» Entries from a dataset
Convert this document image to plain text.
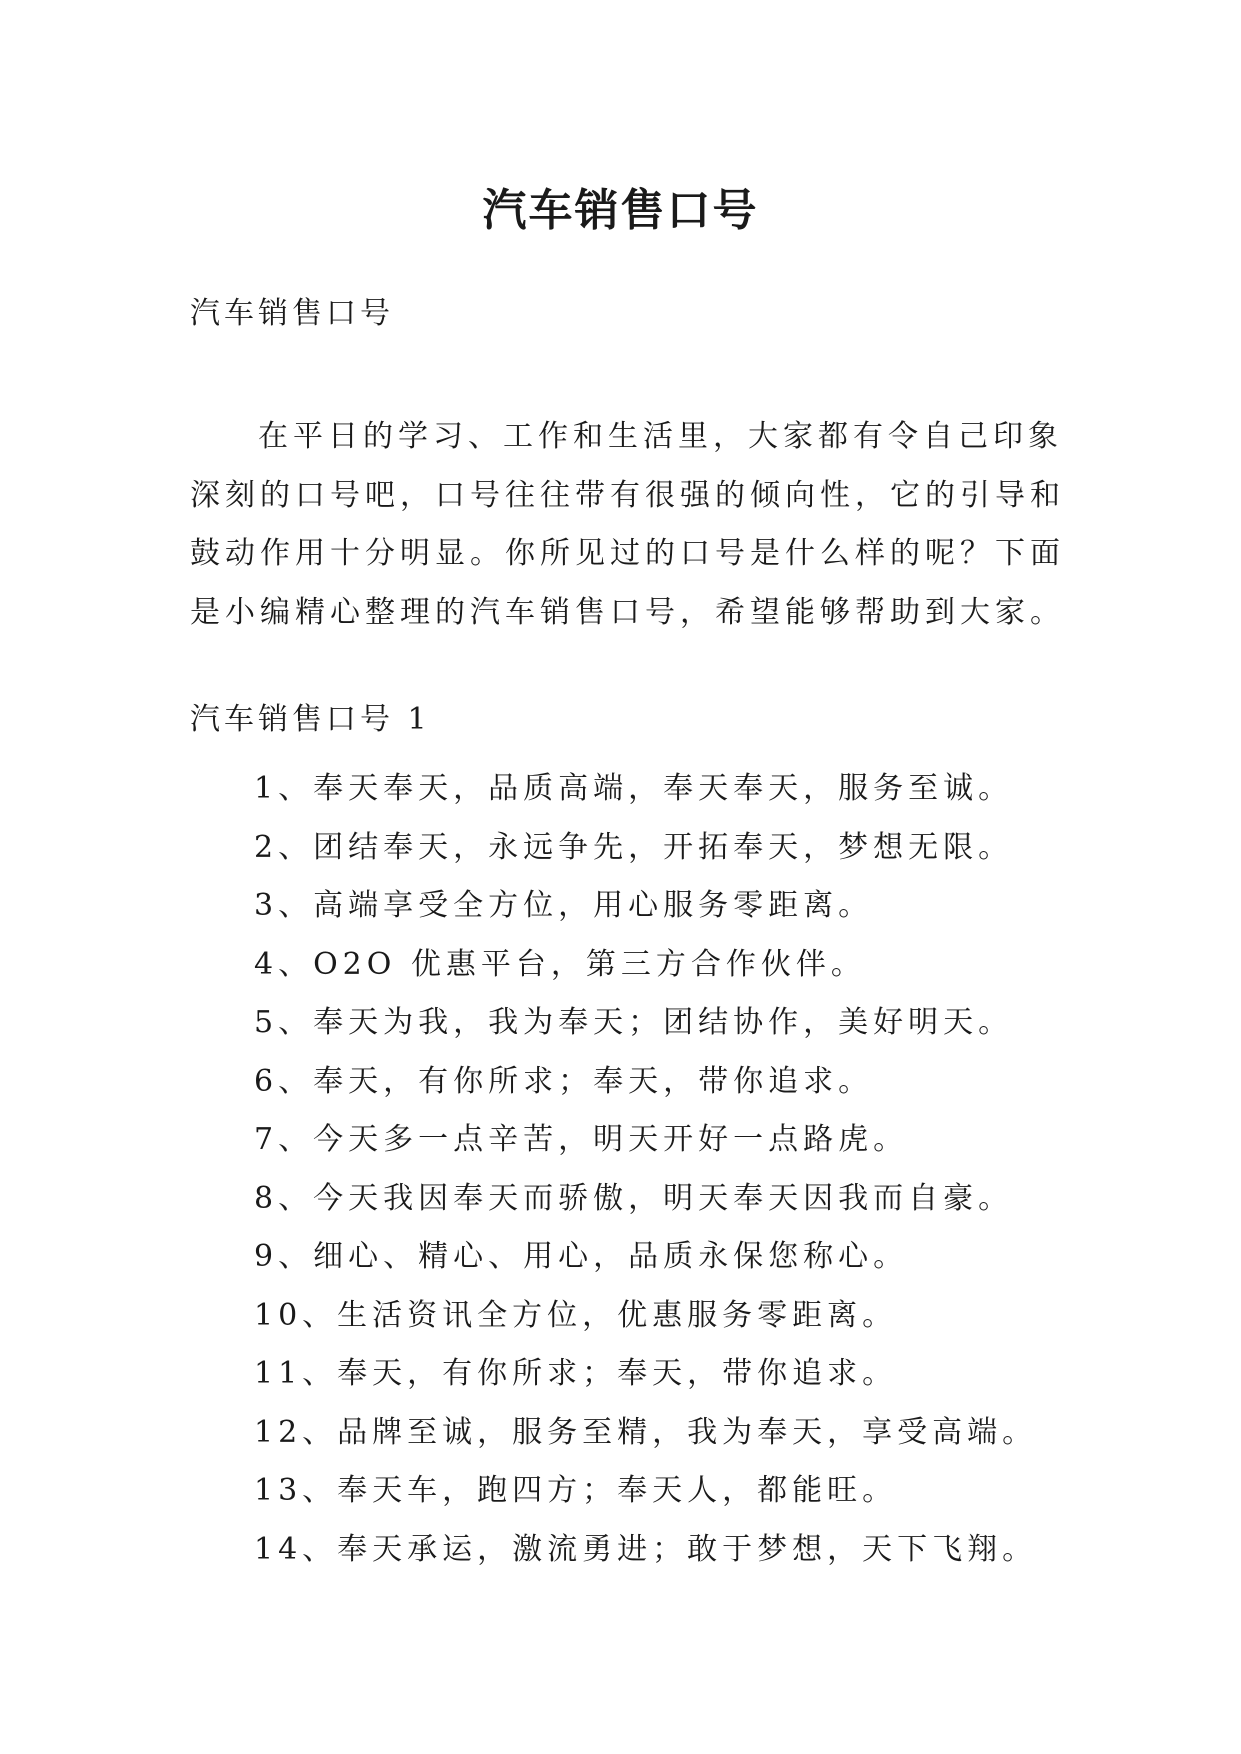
汽车销售口号
汽车销售口号

在平日的学习、工作和生活里，大家都有令自己印象深刻的口号吧，口号往往带有很强的倾向性，它的引导和鼓动作用十分明显。你所见过的口号是什么样的呢？下面是小编精心整理的汽车销售口号，希望能够帮助到大家。

汽车销售口号 1
1、奉天奉天，品质高端，奉天奉天，服务至诚。
2、团结奉天，永远争先，开拓奉天，梦想无限。
3、高端享受全方位，用心服务零距离。
4、O2O 优惠平台，第三方合作伙伴。
5、奉天为我，我为奉天；团结协作，美好明天。
6、奉天，有你所求；奉天，带你追求。
7、今天多一点辛苦，明天开好一点路虎。
8、今天我因奉天而骄傲，明天奉天因我而自豪。
9、细心、精心、用心，品质永保您称心。
10、生活资讯全方位，优惠服务零距离。
11、奉天，有你所求；奉天，带你追求。
12、品牌至诚，服务至精，我为奉天，享受高端。
13、奉天车，跑四方；奉天人，都能旺。
14、奉天承运，激流勇进；敢于梦想，天下飞翔。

» Aim
Give the material again exactly as it is, but keep the pictures out.

» The answer
Convert this document image to plain text.
汽车销售口号
汽车销售口号

在平日的学习、工作和生活里，大家都有令自己印象深刻的口号吧，口号往往带有很强的倾向性，它的引导和鼓动作用十分明显。你所见过的口号是什么样的呢？下面是小编精心整理的汽车销售口号，希望能够帮助到大家。

汽车销售口号 1
1、奉天奉天，品质高端，奉天奉天，服务至诚。
2、团结奉天，永远争先，开拓奉天，梦想无限。
3、高端享受全方位，用心服务零距离。
4、O2O 优惠平台，第三方合作伙伴。
5、奉天为我，我为奉天；团结协作，美好明天。
6、奉天，有你所求；奉天，带你追求。
7、今天多一点辛苦，明天开好一点路虎。
8、今天我因奉天而骄傲，明天奉天因我而自豪。
9、细心、精心、用心，品质永保您称心。
10、生活资讯全方位，优惠服务零距离。
11、奉天，有你所求；奉天，带你追求。
12、品牌至诚，服务至精，我为奉天，享受高端。
13、奉天车，跑四方；奉天人，都能旺。
14、奉天承运，激流勇进；敢于梦想，天下飞翔。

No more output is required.